WHAT IS EXPECTED => Without the images, output each record below as it stands.

LISTING =>
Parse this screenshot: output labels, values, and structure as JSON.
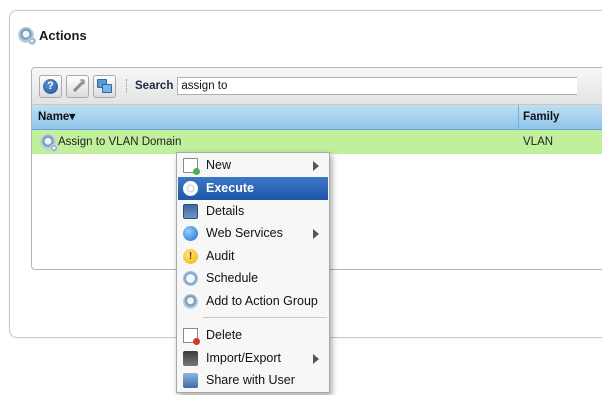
{
  "panel": {
    "title": "Actions"
  },
  "toolbar": {
    "search_label": "Search",
    "search_value": "assign to"
  },
  "table": {
    "columns": [
      "Name",
      "Family"
    ],
    "rows": [
      {
        "name": "Assign to VLAN Domain",
        "family": "VLAN"
      }
    ]
  },
  "context_menu": {
    "items": [
      {
        "label": "New",
        "icon": "new-document-icon",
        "submenu": true
      },
      {
        "label": "Execute",
        "icon": "execute-gear-icon",
        "highlighted": true
      },
      {
        "label": "Details",
        "icon": "details-monitor-icon"
      },
      {
        "label": "Web Services",
        "icon": "globe-icon",
        "submenu": true
      },
      {
        "label": "Audit",
        "icon": "audit-warning-icon"
      },
      {
        "label": "Schedule",
        "icon": "clock-icon"
      },
      {
        "label": "Add to Action Group",
        "icon": "action-group-gear-icon"
      },
      {
        "label": "Delete",
        "icon": "delete-document-icon"
      },
      {
        "label": "Import/Export",
        "icon": "import-export-icon",
        "submenu": true
      },
      {
        "label": "Share with User",
        "icon": "share-user-icon"
      }
    ]
  },
  "colors": {
    "row_highlight": "#c1f09c",
    "header_blue": "#8fc4ea",
    "menu_active": "#1f57a8"
  }
}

RESPONSE TO THE TASK =>
Parse this screenshot: output labels, values, and structure as JSON.
{
  "panel": {
    "title": "Actions"
  },
  "toolbar": {
    "search_label": "Search",
    "search_value": "assign to"
  },
  "table": {
    "columns": [
      "Name",
      "Family"
    ],
    "rows": [
      {
        "name": "Assign to VLAN Domain",
        "family": "VLAN"
      }
    ]
  },
  "context_menu": {
    "items": [
      {
        "label": "New",
        "icon": "new-document-icon",
        "submenu": true
      },
      {
        "label": "Execute",
        "icon": "execute-gear-icon",
        "highlighted": true
      },
      {
        "label": "Details",
        "icon": "details-monitor-icon"
      },
      {
        "label": "Web Services",
        "icon": "globe-icon",
        "submenu": true
      },
      {
        "label": "Audit",
        "icon": "audit-warning-icon"
      },
      {
        "label": "Schedule",
        "icon": "clock-icon"
      },
      {
        "label": "Add to Action Group",
        "icon": "action-group-gear-icon"
      },
      {
        "label": "Delete",
        "icon": "delete-document-icon"
      },
      {
        "label": "Import/Export",
        "icon": "import-export-icon",
        "submenu": true
      },
      {
        "label": "Share with User",
        "icon": "share-user-icon"
      }
    ]
  },
  "colors": {
    "row_highlight": "#c1f09c",
    "header_blue": "#8fc4ea",
    "menu_active": "#1f57a8"
  }
}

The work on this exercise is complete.